[Dataset excerpts]
☆ ☆ ☆ ☆ ☆

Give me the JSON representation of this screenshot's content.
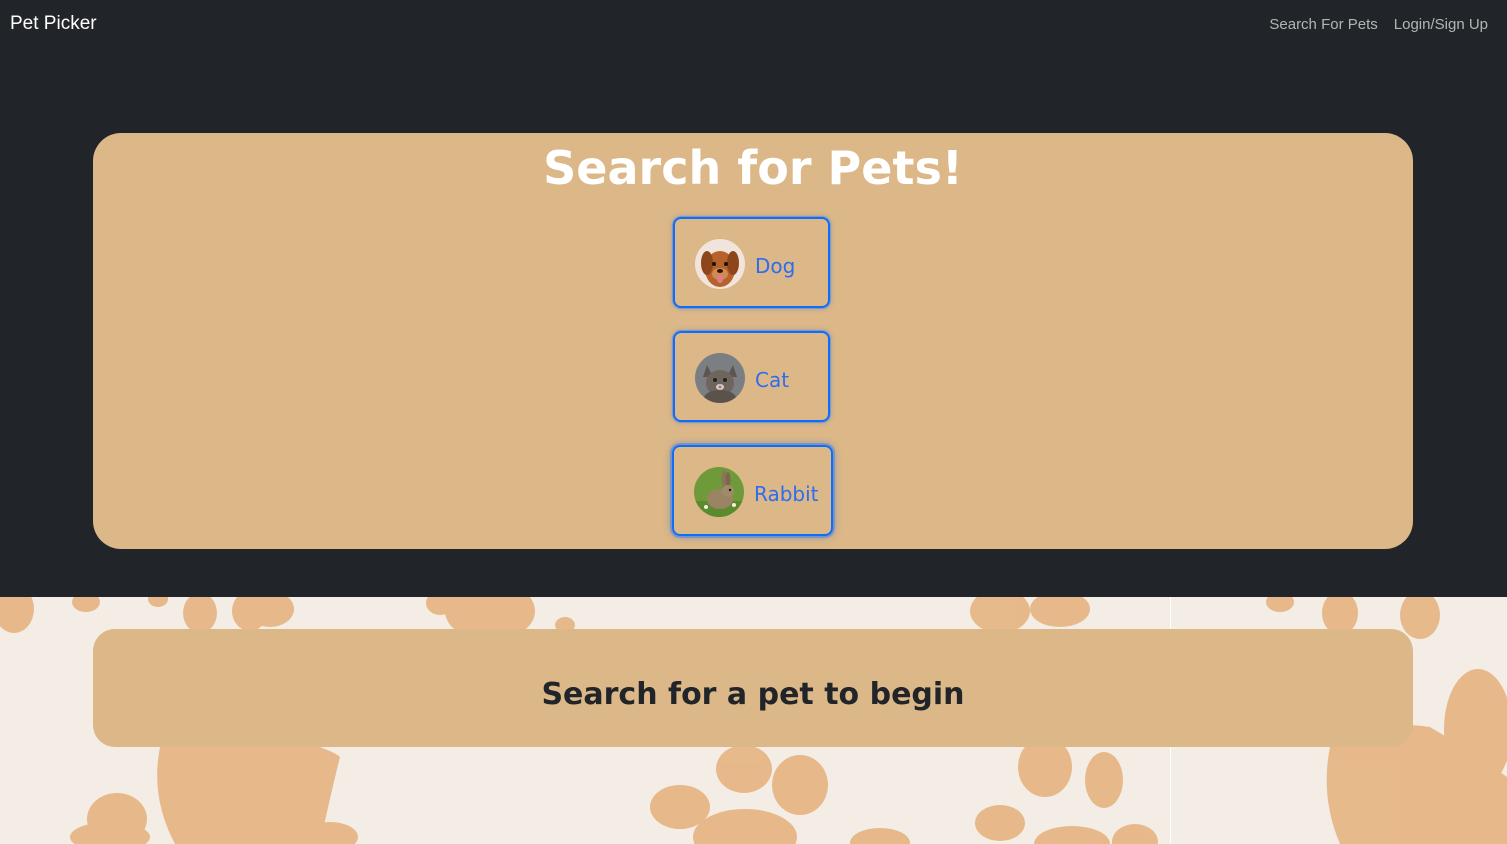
{
  "nav": {
    "brand": "Pet Picker",
    "links": [
      "Search For Pets",
      "Login/Sign Up"
    ]
  },
  "search": {
    "title": "Search for Pets!",
    "pets": [
      {
        "label": "Dog",
        "icon": "dog-photo"
      },
      {
        "label": "Cat",
        "icon": "cat-photo"
      },
      {
        "label": "Rabbit",
        "icon": "rabbit-photo"
      }
    ]
  },
  "results": {
    "message": "Search for a pet to begin"
  },
  "colors": {
    "dark": "#212529",
    "card": "#dcb787",
    "accent": "#0d6efd",
    "paw": "#e6b481",
    "background": "#f3ede6"
  }
}
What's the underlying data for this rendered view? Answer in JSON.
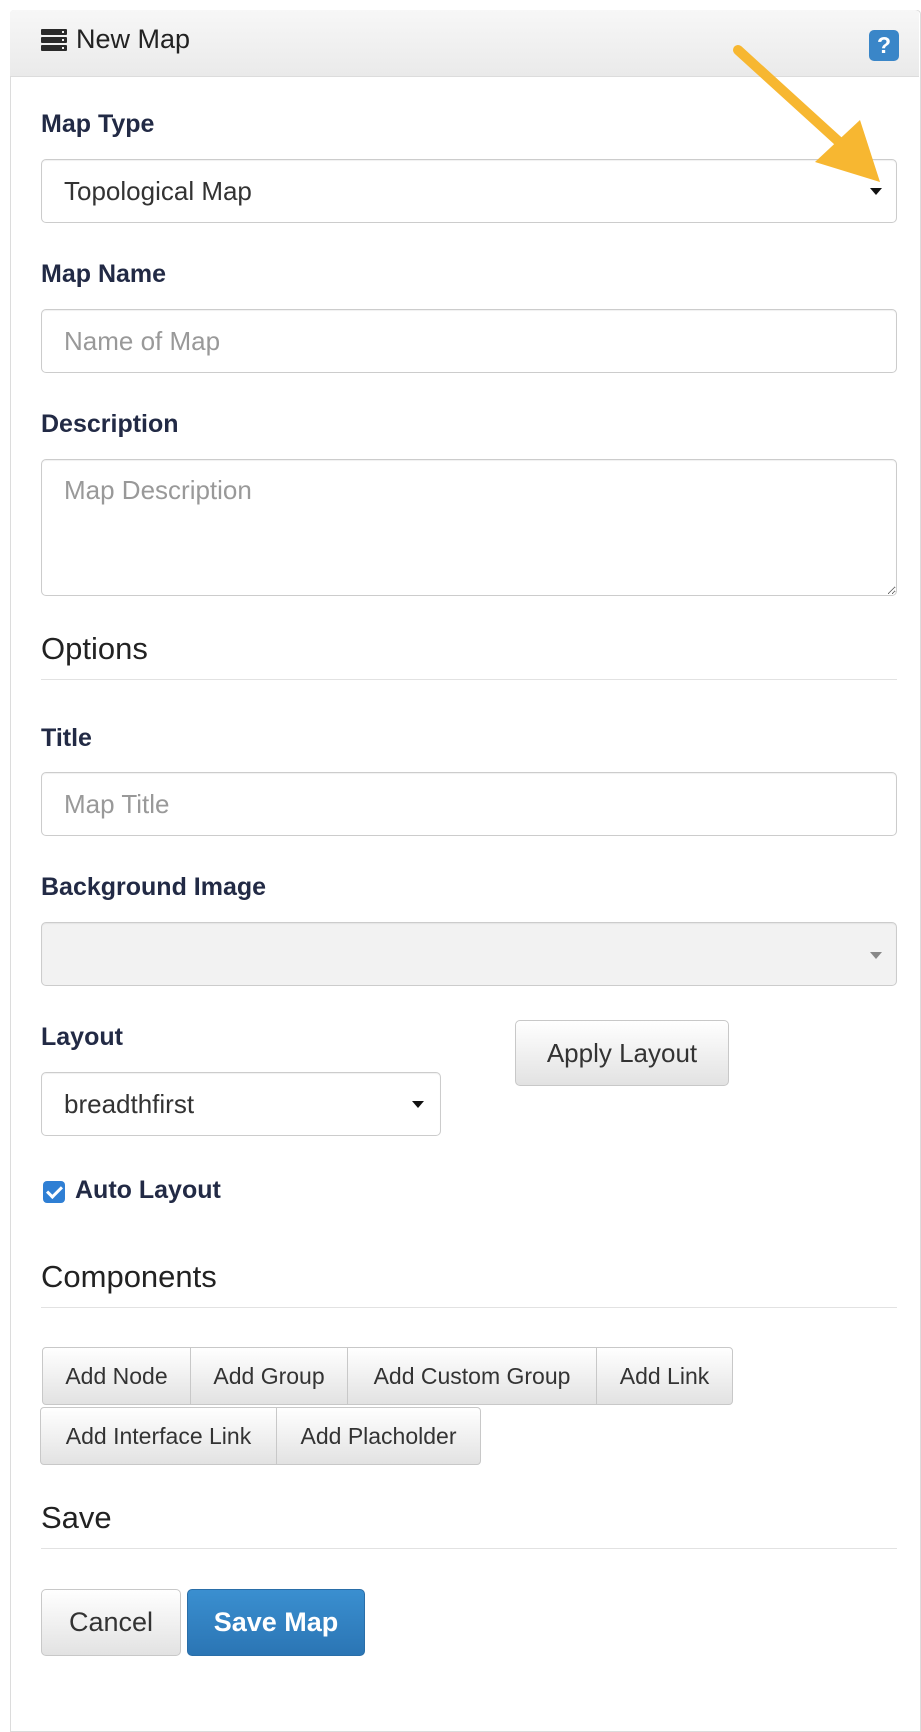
{
  "header": {
    "title": "New Map",
    "help_label": "?"
  },
  "map_type": {
    "label": "Map Type",
    "value": "Topological Map"
  },
  "map_name": {
    "label": "Map Name",
    "placeholder": "Name of Map"
  },
  "description": {
    "label": "Description",
    "placeholder": "Map Description"
  },
  "options": {
    "heading": "Options",
    "title_label": "Title",
    "title_placeholder": "Map Title",
    "background_label": "Background Image",
    "background_value": "",
    "layout_label": "Layout",
    "layout_value": "breadthfirst",
    "apply_layout_label": "Apply Layout",
    "auto_layout_label": "Auto Layout",
    "auto_layout_checked": true
  },
  "components": {
    "heading": "Components",
    "buttons": [
      "Add Node",
      "Add Group",
      "Add Custom Group",
      "Add Link",
      "Add Interface Link",
      "Add Placholder"
    ]
  },
  "save": {
    "heading": "Save",
    "cancel_label": "Cancel",
    "save_label": "Save Map"
  },
  "colors": {
    "primary": "#2b7bbf",
    "help": "#3a86c8",
    "arrow": "#f7b731",
    "label": "#222a45"
  }
}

☆ ☆ ☆ ☆ ☆

(Short task)
Copy the listing in full and without alteration, omitting every picture.

(Solution for this exercise)
Give me the JSON representation of this screenshot's content.
{
  "nav": {
    "brand": "Pet Picker",
    "links": [
      "Search For Pets",
      "Login/Sign Up"
    ]
  },
  "search": {
    "title": "Search for Pets!",
    "pets": [
      {
        "label": "Dog",
        "icon": "dog-photo"
      },
      {
        "label": "Cat",
        "icon": "cat-photo"
      },
      {
        "label": "Rabbit",
        "icon": "rabbit-photo"
      }
    ]
  },
  "results": {
    "message": "Search for a pet to begin"
  },
  "colors": {
    "dark": "#212529",
    "card": "#dcb787",
    "accent": "#0d6efd",
    "paw": "#e6b481",
    "background": "#f3ede6"
  }
}
What's the underlying data for this rendered view? Answer in JSON.
{
  "header": {
    "title": "New Map",
    "help_label": "?"
  },
  "map_type": {
    "label": "Map Type",
    "value": "Topological Map"
  },
  "map_name": {
    "label": "Map Name",
    "placeholder": "Name of Map"
  },
  "description": {
    "label": "Description",
    "placeholder": "Map Description"
  },
  "options": {
    "heading": "Options",
    "title_label": "Title",
    "title_placeholder": "Map Title",
    "background_label": "Background Image",
    "background_value": "",
    "layout_label": "Layout",
    "layout_value": "breadthfirst",
    "apply_layout_label": "Apply Layout",
    "auto_layout_label": "Auto Layout",
    "auto_layout_checked": true
  },
  "components": {
    "heading": "Components",
    "buttons": [
      "Add Node",
      "Add Group",
      "Add Custom Group",
      "Add Link",
      "Add Interface Link",
      "Add Placholder"
    ]
  },
  "save": {
    "heading": "Save",
    "cancel_label": "Cancel",
    "save_label": "Save Map"
  },
  "colors": {
    "primary": "#2b7bbf",
    "help": "#3a86c8",
    "arrow": "#f7b731",
    "label": "#222a45"
  }
}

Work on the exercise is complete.